*AIM*: Extract each line holding the word "normy" from the entries.

[Saved entries]
········
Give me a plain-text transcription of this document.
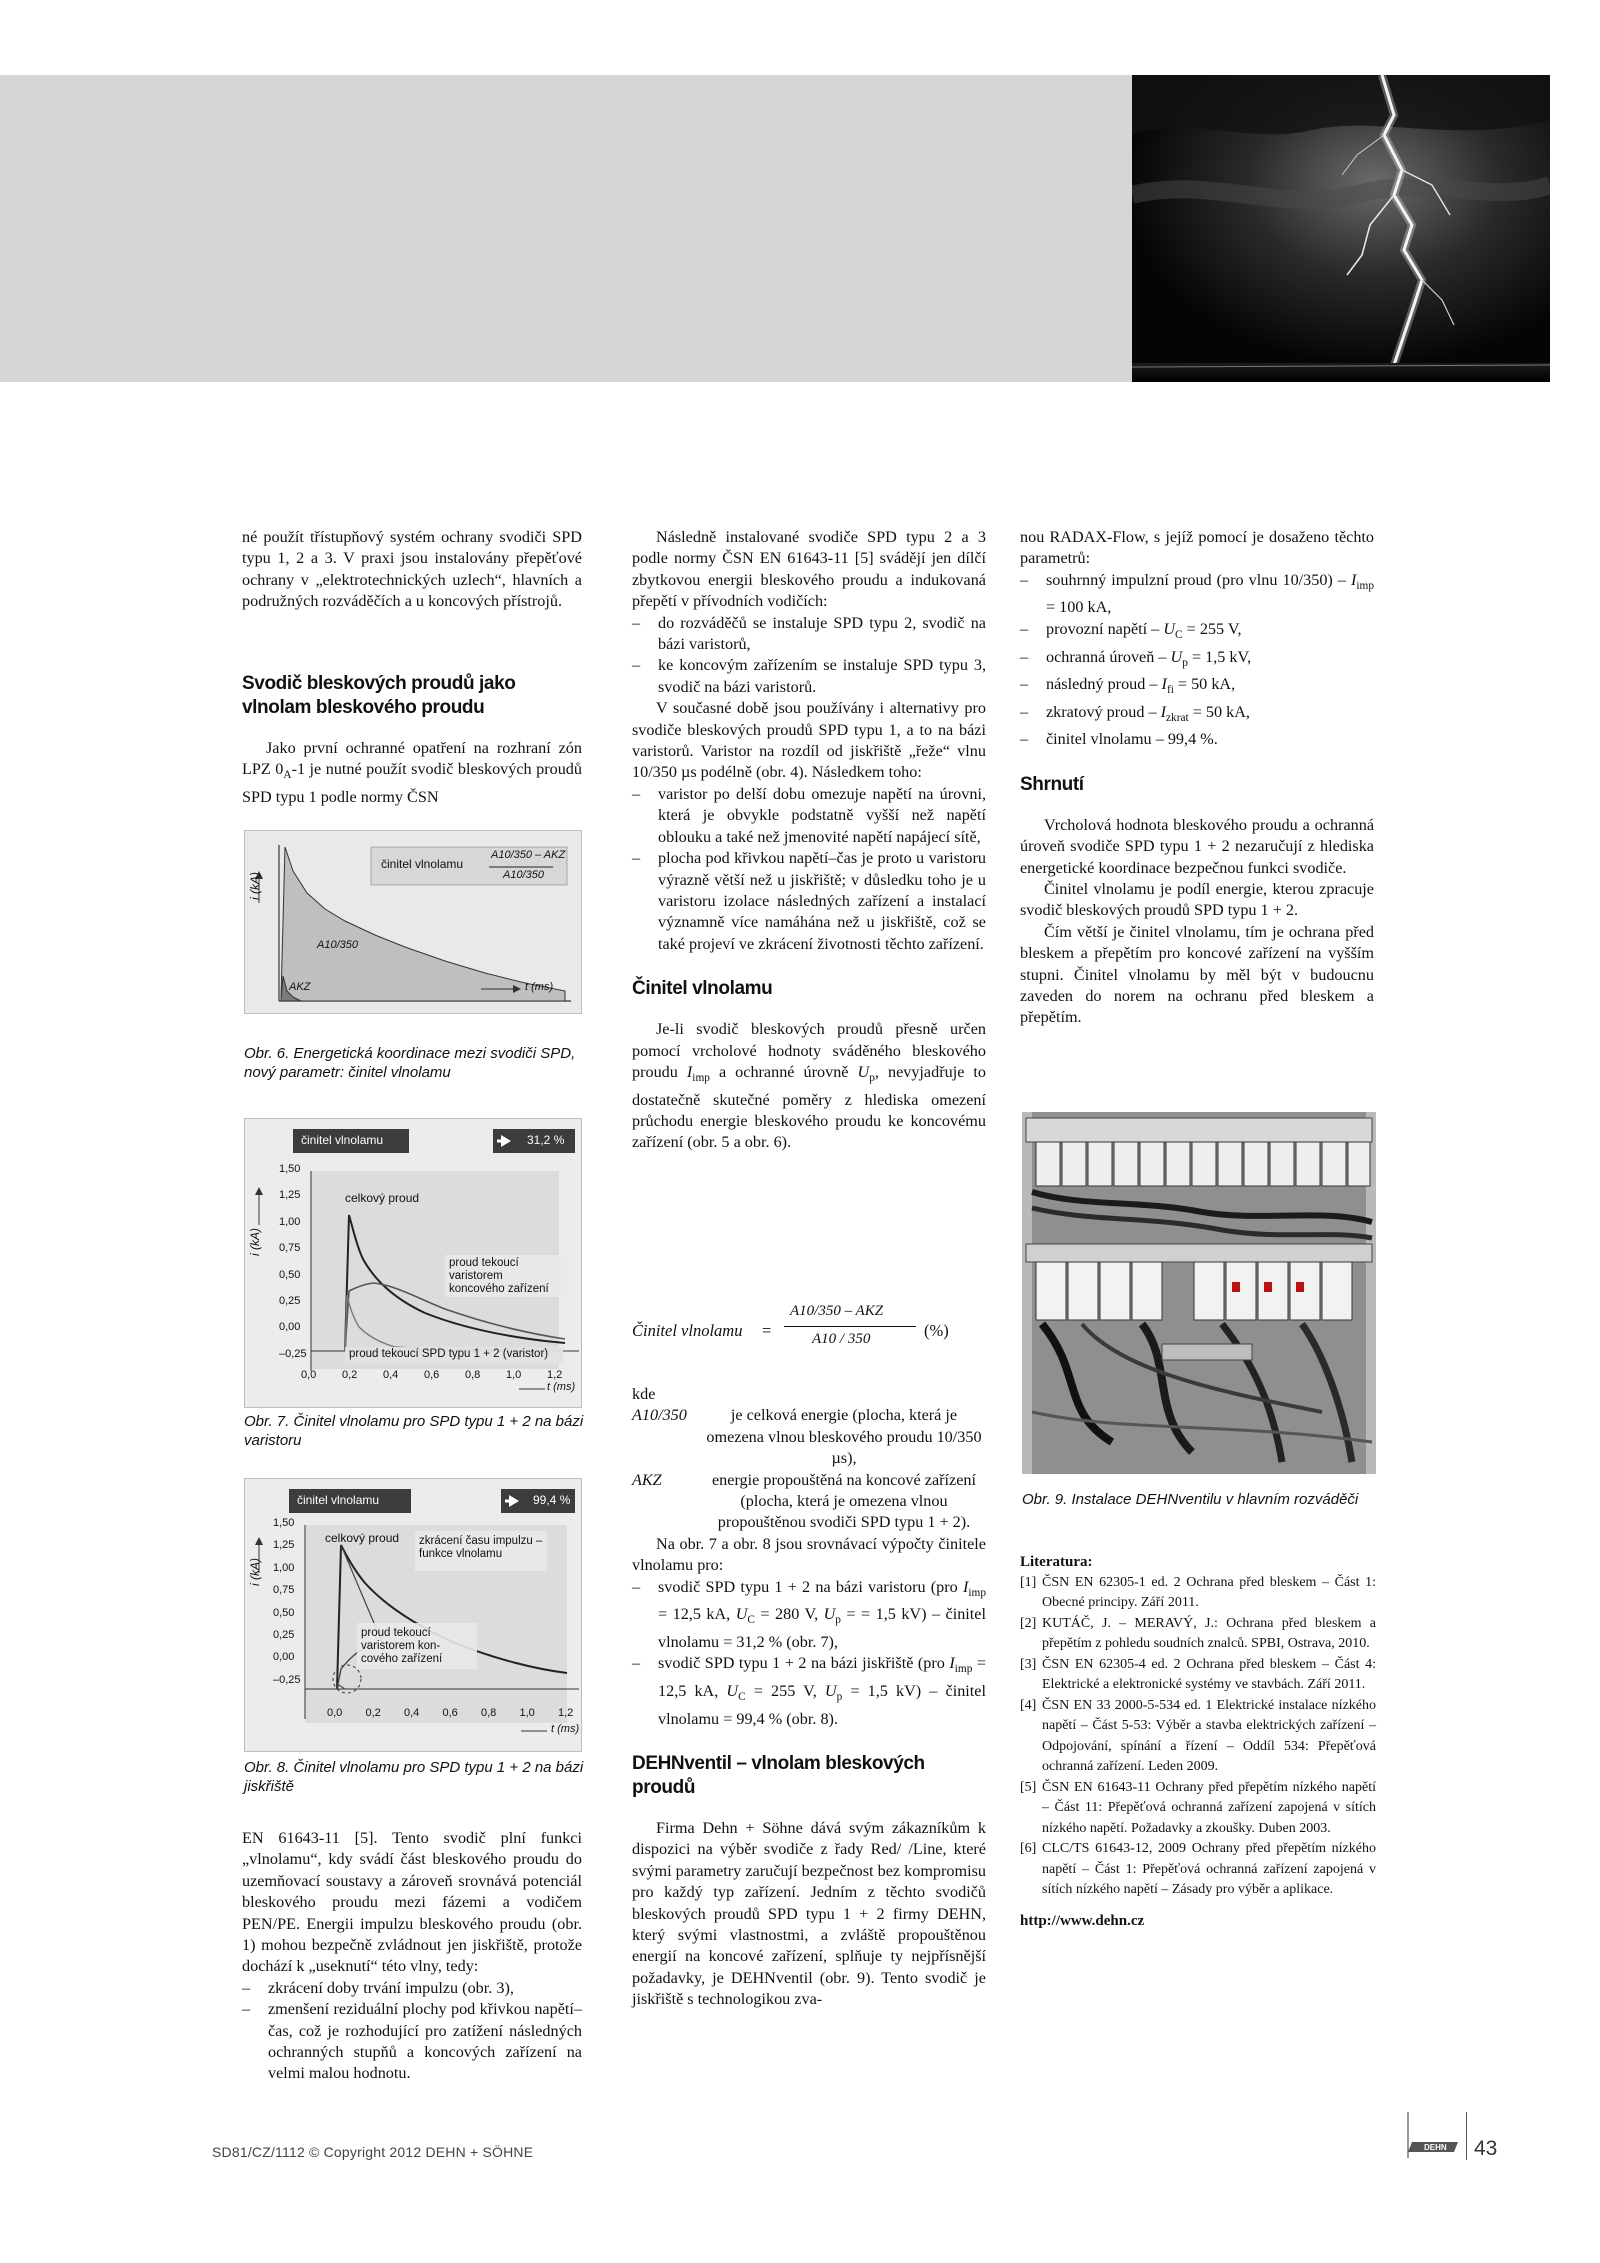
né použít třístupňový systém ochrany svodiči SPD typu 1, 2 a 3. V praxi jsou instalovány přepěťové ochrany v „elektrotechnických uzlech“, hlavních a podružných rozváděčích a u koncových přístrojů.

Svodič bleskových proudů jako vlnolam bleskového proudu

Jako první ochranné opatření na rozhraní zón LPZ $0_A-1$ je nutné použít svodič bleskových proudů SPD typu 1 podle normy ČSN

i (kA)
činitel vlnolamu
A10/350 – AKZ
A10/350
A10/350
AKZ	t (ms)
Obr. 6. Energetická koordinace mezi svodiči SPD, nový parametr: činitel vlnolamu
činitel vlnolamu	31,2 %
i (kA)
1,50
1,25
1,00
0,75
0,50
0,25
0,00
–0,25
0,0 0,2 0,4 0,6 0,8 1,0 1,2
celkový proud
proud tekoucí
varistorem
koncového zařízení
proud tekoucí SPD typu 1 + 2 (varistor)
t (ms)
Obr. 7. Činitel vlnolamu pro SPD typu 1 + 2 na bázi varistoru
činitel vlnolamu	99,4 %
i (kA)
1,50
1,25
1,00
0,75
0,50
0,25
0,00
–0,25
0,0 0,2 0,4 0,6 0,8 1,0 1,2
celkový proud zkrácení času impulzu –
funkce vlnolamu
proud tekoucí
varistorem kon-
cového zařízení
t (ms)
Obr. 8. Činitel vlnolamu pro SPD typu 1 + 2 na bázi jiskřiště

EN 61643-11 [5]. Tento svodič plní funkci „vlnolamu“, kdy svádí část bleskového proudu do uzemňovací soustavy a zároveň srovnává potenciál bleskového proudu mezi fázemi a vodičem PEN/PE. Energii impulzu bleskového proudu (obr. 1) mohou bezpečně zvládnout jen jiskřiště, protože dochází k „useknutí“ této vlny, tedy:

– zkrácení doby trvání impulzu (obr. 3),
– zmenšení reziduální plochy pod křivkou napětí–čas, což je rozhodující pro zatížení následných ochranných stupňů a koncových zařízení na velmi malou hodnotu.

Následně instalované svodiče SPD typu 2 a 3 podle normy ČSN EN 61643-11 [5] svádějí jen dílčí zbytkovou energii bleskového proudu a indukovaná přepětí v přívodních vodičích:

– do rozváděčů se instaluje SPD typu 2, svodič na bázi varistorů,
– ke koncovým zařízením se instaluje SPD typu 3, svodič na bázi varistorů.

V současné době jsou používány i alternativy pro svodiče bleskových proudů SPD typu 1, a to na bázi varistorů. Varistor na rozdíl od jiskřiště „řeže“ vlnu 10/350 µs podélně (obr. 4). Následkem toho:

– varistor po delší dobu omezuje napětí na úrovni, která je obvykle podstatně vyšší než napětí oblouku a také než jmenovité napětí napájecí sítě,
– plocha pod křivkou napětí–čas je proto u varistoru výrazně větší než u jiskřiště; v důsledku toho je u varistoru izolace následných zařízení a instalací významně více namáhána než u jiskřiště, což se také projeví ve zkrácení životnosti těchto zařízení.
Činitel vlnolamu

Je-li svodič bleskových proudů přesně určen pomocí vrcholové hodnoty sváděného bleskového proudu $I_{imp}$ a ochranné úrovně $U_p$, nevyjadřuje to dostatečně skutečné poměry z hlediska omezení průchodu energie bleskového proudu ke koncovému zařízení (obr. 5 a obr. 6).

Činitel vlnolamu =
A10/350 – AKZ
A10 / 350	(%)

kde

A10/350	je celková energie (plocha, která je omezena vlnou bleskového proudu 10/350 µs),
AKZ	energie propouštěná na koncové zařízení (plocha, která je omezena vlnou propouštěnou svodiči SPD typu 1 + 2).

Na obr. 7 a obr. 8 jsou srovnávací výpočty činitele vlnolamu pro:

– svodič SPD typu 1 + 2 na bázi varistoru (pro $I_{imp} = 12,5$ kA, $U_C = 280$ V, $U_p$ = = 1,5 kV) – činitel vlnolamu = 31,2 % (obr. 7),
– svodič SPD typu 1 + 2 na bázi jiskřiště (pro $I_{imp} = 12,5$ kA, $U_C = 255$ V, $U_p = 1,5$ kV) – činitel vlnolamu = 99,4 % (obr. 8).
DEHNventil – vlnolam bleskových proudů

Firma Dehn + Söhne dává svým zákazníkům k dispozici na výběr svodiče z řady Red/ /Line, které svými parametry zaručují bezpečnost bez kompromisu pro každý typ zařízení. Jedním z těchto svodičů bleskových proudů SPD typu 1 + 2 firmy DEHN, který svými vlastnostmi, a zvláště propouštěnou energií na koncové zařízení, splňuje ty nejpřísnější požadavky, je DEHNventil (obr. 9). Tento svodič je jiskřiště s technologikou zva-

nou RADAX-Flow, s jejíž pomocí je dosaženo těchto parametrů:

– souhrnný impulzní proud (pro vlnu $10/350) - I_{imp} = 100$ kA,
– provozní napětí – $U_C = 255$ V,
– ochranná úroveň – $U_p = 1,5$ kV,
– následný proud – $I_{fi} = 50$ kA,
– zkratový proud – $I_{zkrat} = 50$ kA,
– činitel vlnolamu – 99,4 %.
Shrnutí

Vrcholová hodnota bleskového proudu a ochranná úroveň svodiče SPD typu 1 + 2 nezaručují z hlediska energetické koordinace bezpečnou funkci svodiče.

Činitel vlnolamu je podíl energie, kterou zpracuje svodič bleskových proudů SPD typu 1 + 2.

Čím větší je činitel vlnolamu, tím je ochrana před bleskem a přepětím pro koncové zařízení na vyšším stupni. Činitel vlnolamu by měl být v budoucnu zaveden do norem na ochranu před bleskem a přepětím.

Obr. 9. Instalace DEHNventilu v hlavním rozváděči
Literatura:
[1] ČSN EN 62305-1 ed. 2 Ochrana před bleskem – Část 1: Obecné principy. Září 2011.
[2] KUTÁČ, J. – MERAVÝ, J.: Ochrana před bleskem a přepětím z pohledu soudních znalců. SPBI, Ostrava, 2010.
[3] ČSN EN 62305-4 ed. 2 Ochrana před bleskem – Část 4: Elektrické a elektronické systémy ve stavbách. Září 2011.
[4] ČSN EN 33 2000-5-534 ed. 1 Elektrické instalace nízkého napětí – Část 5-53: Výběr a stavba elektrických zařízení – Odpojování, spínání a řízení – Oddíl 534: Přepěťová ochranná zařízení. Leden 2009.
[5] ČSN EN 61643-11 Ochrany před přepětím nízkého napětí – Část 11: Přepěťová ochranná zařízení zapojená v sítích nízkého napětí. Požadavky a zkoušky. Duben 2003.
[6] CLC/TS 61643-12, 2009 Ochrany před přepětím nízkého napětí – Část 1: Přepěťová ochranná zařízení zapojená v sítích nízkého napětí – Zásady pro výběr a aplikace.
http://www.dehn.cz
SD81/CZ/1112 © Copyright 2012 DEHN + SÖHNE	DEHN 43
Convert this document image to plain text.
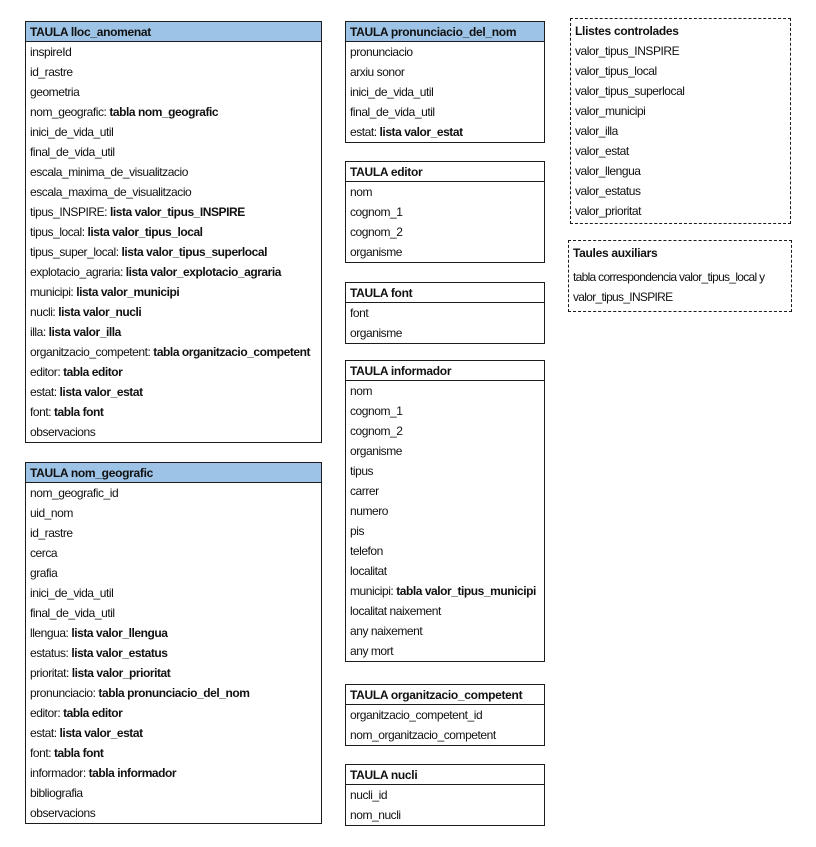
TAULA lloc_anomenat
inspireId
id_rastre
geometria
nom_geografic: tabla nom_geografic
inici_de_vida_util
final_de_vida_util
escala_minima_de_visualitzacio
escala_maxima_de_visualitzacio
tipus_INSPIRE: lista valor_tipus_INSPIRE
tipus_local: lista valor_tipus_local
tipus_super_local: lista valor_tipus_superlocal
explotacio_agraria: lista valor_explotacio_agraria
municipi: lista valor_municipi
nucli: lista valor_nucli
illa: lista valor_illa
organitzacio_competent: tabla organitzacio_competent
editor: tabla editor
estat: lista valor_estat
font: tabla font
observacions
TAULA nom_geografic
nom_geografic_id
uid_nom
id_rastre
cerca
grafia
inici_de_vida_util
final_de_vida_util
llengua: lista valor_llengua
estatus: lista valor_estatus
prioritat: lista valor_prioritat
pronunciacio: tabla pronunciacio_del_nom
editor: tabla editor
estat: lista valor_estat
font: tabla font
informador: tabla informador
bibliografia
observacions
TAULA pronunciacio_del_nom
pronunciacio
arxiu sonor
inici_de_vida_util
final_de_vida_util
estat: lista valor_estat
TAULA editor
nom
cognom_1
cognom_2
organisme
TAULA font
font
organisme
TAULA informador
nom
cognom_1
cognom_2
organisme
tipus
carrer
numero
pis
telefon
localitat
municipi: tabla valor_tipus_municipi
localitat naixement
any naixement
any mort
TAULA organitzacio_competent
organitzacio_competent_id
nom_organitzacio_competent
TAULA nucli
nucli_id
nom_nucli
Llistes controlades
valor_tipus_INSPIRE
valor_tipus_local
valor_tipus_superlocal
valor_municipi
valor_illa
valor_estat
valor_llengua
valor_estatus
valor_prioritat
Taules auxiliars
tabla correspondencia valor_tipus_local y valor_tipus_INSPIRE
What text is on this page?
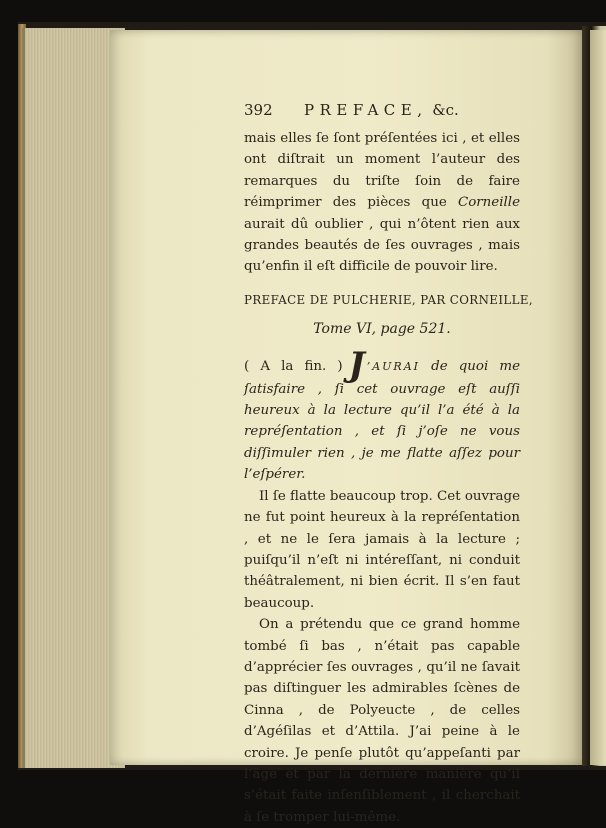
392	PREFACE, &c.

mais elles ſe ſont préſentées ici , et elles ont diſtrait un moment l’auteur des remarques du triſte ſoin de faire réimprimer des pièces que Corneille aurait dû oublier , qui n’ôtent rien aux grandes beautés de ſes ouvrages , mais qu’enfin il eſt difficile de pouvoir lire.

PREFACE DE PULCHERIE, PAR CORNEILLE,
Tome VI, page 521.

( A la fin. ) J ’AURAI de quoi me ſatisfaire , ſi cet ouvrage eſt auſſi heureux à la lecture qu’il l’a été à la repréſentation , et ſi j’oſe ne vous diſſimuler rien , je me flatte aſſez pour l’eſpérer.

Il ſe flatte beaucoup trop. Cet ouvrage ne fut point heureux à la repréſentation , et ne le ſera jamais à la lecture ; puiſqu’il n’eſt ni intéreſſant, ni conduit théâtralement, ni bien écrit. Il s’en faut beaucoup.

On a prétendu que ce grand homme tombé ſi bas , n’était pas capable d’apprécier ſes ouvrages , qu’il ne ſavait pas diſtinguer les admirables ſcènes de Cinna , de Polyeucte , de celles d’Agéſilas et d’Attila. J’ai peine à le croire. Je penſe plutôt qu’appeſanti par l’âge et par la dernière manière qu’il s’était faite inſenſiblement , il cherchait à ſe tromper lui-même.
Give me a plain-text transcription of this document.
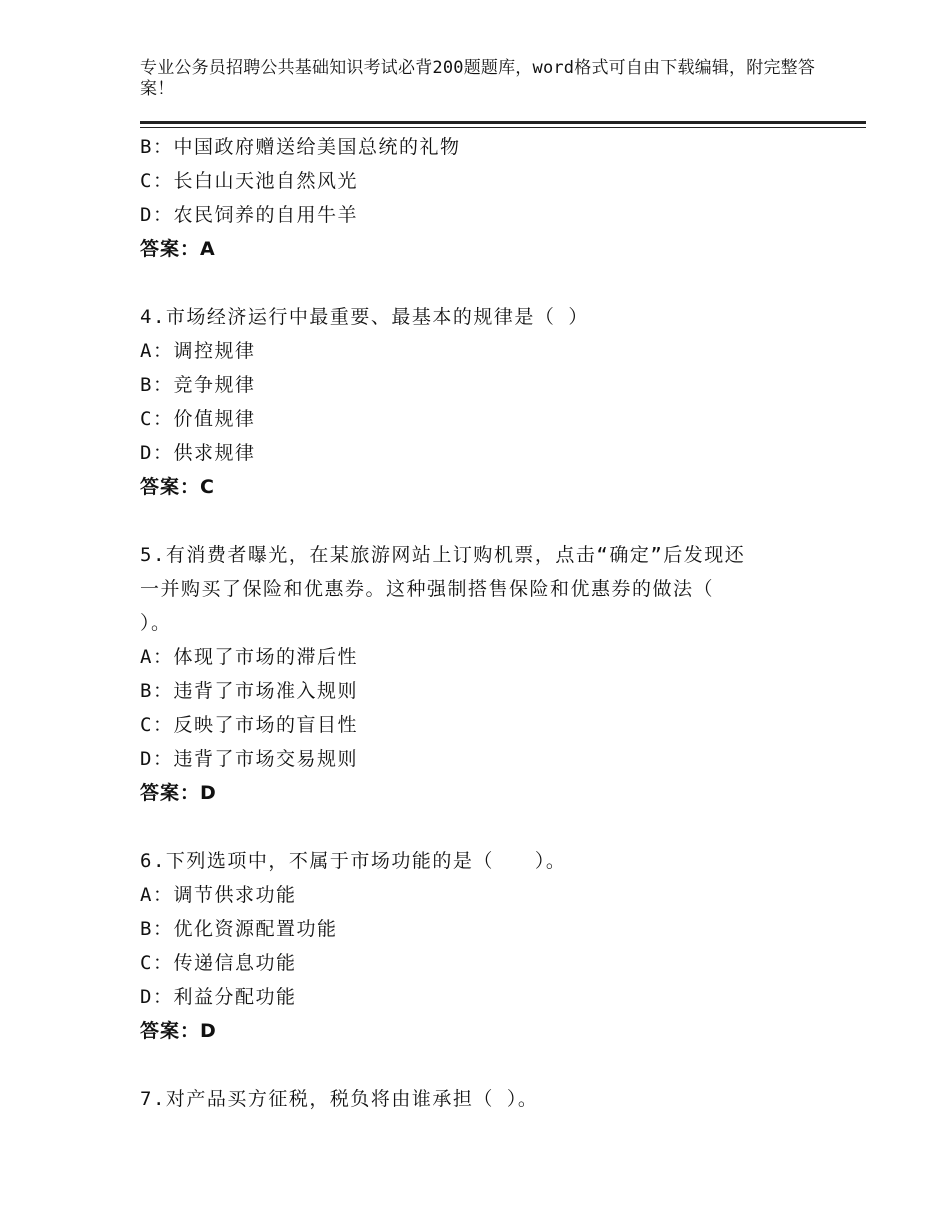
专业公务员招聘公共基础知识考试必背200题题库，word格式可自由下载编辑，附完整答案！
B：中国政府赠送给美国总统的礼物
C：长白山天池自然风光
D：农民饲养的自用牛羊
答案：A
4.市场经济运行中最重要、最基本的规律是（ ）
A：调控规律
B：竞争规律
C：价值规律
D：供求规律
答案：C
5.有消费者曝光，在某旅游网站上订购机票，点击“确定”后发现还
一并购买了保险和优惠券。这种强制搭售保险和优惠券的做法（
）。
A：体现了市场的滞后性
B：违背了市场准入规则
C：反映了市场的盲目性
D：违背了市场交易规则
答案：D
6.下列选项中，不属于市场功能的是（　　）。
A：调节供求功能
B：优化资源配置功能
C：传递信息功能
D：利益分配功能
答案：D
7.对产品买方征税，税负将由谁承担（ ）。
········
*ANSWER FOR THIS EXERCISE*:
Jako první ochranné opatření na rozhraní zón LPZ $0_A-1$ je nutné použít svodič bleskových proudů SPD typu 1 podle normy ČSN
Následně instalované svodiče SPD typu 2 a 3 podle normy ČSN EN 61643-11 [5] svádějí jen dílčí zbytkovou energii bleskového proudu a indukovaná přepětí v přívodních vodičích:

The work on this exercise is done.